**Excerpt to read:**
##############################

• United States Armed Forces' voluntary education program: The effect of enlisted service member retention

      Brauchle, Kenneth Charles; Smith, David M. (1997)
      The United States Armed Forces have sponsored off-duty voluntary higher education programs for fifty years. The investment in these programs by the Armed Services is substantial. In 1996, Department of Defense (DOD) expenditures for Tuition Assistance programs totaled $121 million. The longevity and scope of these military programs make them an ideal special case through which to study the outcomes of employer sponsored off-duty education. This study looked at the relationship between participation in military sponsored off-duty education programs and enlisted retention in the service. The data for the study was from a large (60,000 respondents) survey conducted by the DOD in 1992. Both univariate and multi-variate statistical analysis techniques were used. Additionally, over thirty semi-structured interviews were conducted with service members. The quantitative analysis supports the conclusion that long-term participation in off-duty education is significantly and positively related to intention to reenlist in simple bi-variate models. However, when several other variables thought to be related to retention are controlled the overall education participation effect is very small, accounting for little of the variation in intention to reenlist. A comparison of the education participation pattern in this data with previous studies leads to the conclusion that there has been a fundamental change in the relationship between off-duty education and retention in the last ten to fifteen years. The qualitative data suggest that the military places a high value on educational participation exhibited in formal and informal policies, the organizational reward system, promotions and attitudes. The opportunity to participate varies by location, specific job and military specialty. Servicemembers' attitudes toward education appear to evolve. Early participation seems to be extrinsically motivated with an intrinsic motivation developing as the servicemember continues to participate. The quantitative and qualitative data support the conclusion that the military has changed in its view of educational participation. The data point to the conclusion that the military has adopted educational participation as an integral part of the military culture. This value is so embedded within the environment that the effect of educational participation may be masked by other variables such as satisfaction with the military way of life.

##############################

**Material provided:**
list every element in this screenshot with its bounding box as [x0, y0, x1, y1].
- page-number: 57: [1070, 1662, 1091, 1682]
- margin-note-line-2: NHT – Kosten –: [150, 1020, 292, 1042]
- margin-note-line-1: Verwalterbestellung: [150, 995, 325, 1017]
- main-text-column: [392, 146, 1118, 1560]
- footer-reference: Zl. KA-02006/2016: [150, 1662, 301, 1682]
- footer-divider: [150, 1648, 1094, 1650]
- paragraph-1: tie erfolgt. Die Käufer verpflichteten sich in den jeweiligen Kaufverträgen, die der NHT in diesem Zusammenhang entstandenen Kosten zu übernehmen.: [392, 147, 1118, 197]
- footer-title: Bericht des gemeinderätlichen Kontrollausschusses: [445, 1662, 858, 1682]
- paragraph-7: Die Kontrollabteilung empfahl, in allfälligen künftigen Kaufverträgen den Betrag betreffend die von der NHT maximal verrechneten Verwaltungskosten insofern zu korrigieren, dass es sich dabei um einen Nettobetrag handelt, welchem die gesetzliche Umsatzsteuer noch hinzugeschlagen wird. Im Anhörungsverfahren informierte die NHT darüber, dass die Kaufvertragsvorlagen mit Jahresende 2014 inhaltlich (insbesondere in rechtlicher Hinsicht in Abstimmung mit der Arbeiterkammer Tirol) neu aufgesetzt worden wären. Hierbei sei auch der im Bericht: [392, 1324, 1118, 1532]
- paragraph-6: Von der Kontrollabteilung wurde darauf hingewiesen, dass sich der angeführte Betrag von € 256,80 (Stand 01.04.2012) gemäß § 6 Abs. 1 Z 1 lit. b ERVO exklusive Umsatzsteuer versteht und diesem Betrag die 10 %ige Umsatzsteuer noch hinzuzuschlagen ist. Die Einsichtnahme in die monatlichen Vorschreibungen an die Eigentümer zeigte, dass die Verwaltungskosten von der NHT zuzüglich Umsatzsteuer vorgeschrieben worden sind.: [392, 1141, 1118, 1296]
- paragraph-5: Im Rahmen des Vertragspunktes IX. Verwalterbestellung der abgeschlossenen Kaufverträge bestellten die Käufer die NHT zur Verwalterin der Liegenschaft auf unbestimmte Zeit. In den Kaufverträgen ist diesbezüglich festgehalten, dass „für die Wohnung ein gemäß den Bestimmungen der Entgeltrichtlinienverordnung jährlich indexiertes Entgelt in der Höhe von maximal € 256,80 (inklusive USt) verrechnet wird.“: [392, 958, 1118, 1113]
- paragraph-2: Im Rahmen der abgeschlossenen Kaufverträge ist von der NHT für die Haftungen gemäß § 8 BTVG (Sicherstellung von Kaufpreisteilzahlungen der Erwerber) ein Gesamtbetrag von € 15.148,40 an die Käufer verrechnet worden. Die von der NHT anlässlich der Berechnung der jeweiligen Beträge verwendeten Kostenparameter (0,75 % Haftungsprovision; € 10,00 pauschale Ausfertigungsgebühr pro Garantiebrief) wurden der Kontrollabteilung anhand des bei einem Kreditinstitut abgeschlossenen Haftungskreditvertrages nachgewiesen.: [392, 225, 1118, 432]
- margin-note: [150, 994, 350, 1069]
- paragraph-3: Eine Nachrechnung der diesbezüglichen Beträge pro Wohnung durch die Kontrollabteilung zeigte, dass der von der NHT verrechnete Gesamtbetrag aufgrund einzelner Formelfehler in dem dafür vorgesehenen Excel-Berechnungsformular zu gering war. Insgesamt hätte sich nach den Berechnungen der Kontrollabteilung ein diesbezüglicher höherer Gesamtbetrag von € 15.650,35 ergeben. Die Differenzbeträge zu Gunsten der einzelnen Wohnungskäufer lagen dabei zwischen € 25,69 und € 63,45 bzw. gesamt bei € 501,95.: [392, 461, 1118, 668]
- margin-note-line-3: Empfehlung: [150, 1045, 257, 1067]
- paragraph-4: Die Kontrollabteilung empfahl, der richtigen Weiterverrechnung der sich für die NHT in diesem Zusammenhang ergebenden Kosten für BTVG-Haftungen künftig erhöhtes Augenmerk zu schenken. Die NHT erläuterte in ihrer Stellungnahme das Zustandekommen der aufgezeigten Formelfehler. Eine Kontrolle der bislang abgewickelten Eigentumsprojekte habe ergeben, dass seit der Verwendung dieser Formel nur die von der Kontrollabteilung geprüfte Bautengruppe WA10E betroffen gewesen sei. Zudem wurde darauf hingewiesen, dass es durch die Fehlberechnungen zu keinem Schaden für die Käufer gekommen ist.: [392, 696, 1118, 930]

##############################

**Work instructions:**
Answer these from the study abstract:
(a) How much did the Department of Defense spend on Tuition Assistance programs in 1996?
(b) How many respondents were in the 1992 DOD survey that supplied the data?
(c) What three things does the opportunity to participate vary by?
Rely only on the study abstract for what follows.

**Response to the task:**
(a) $121 million.
(b) 60,000.
(c) Location, specific job and military specialty.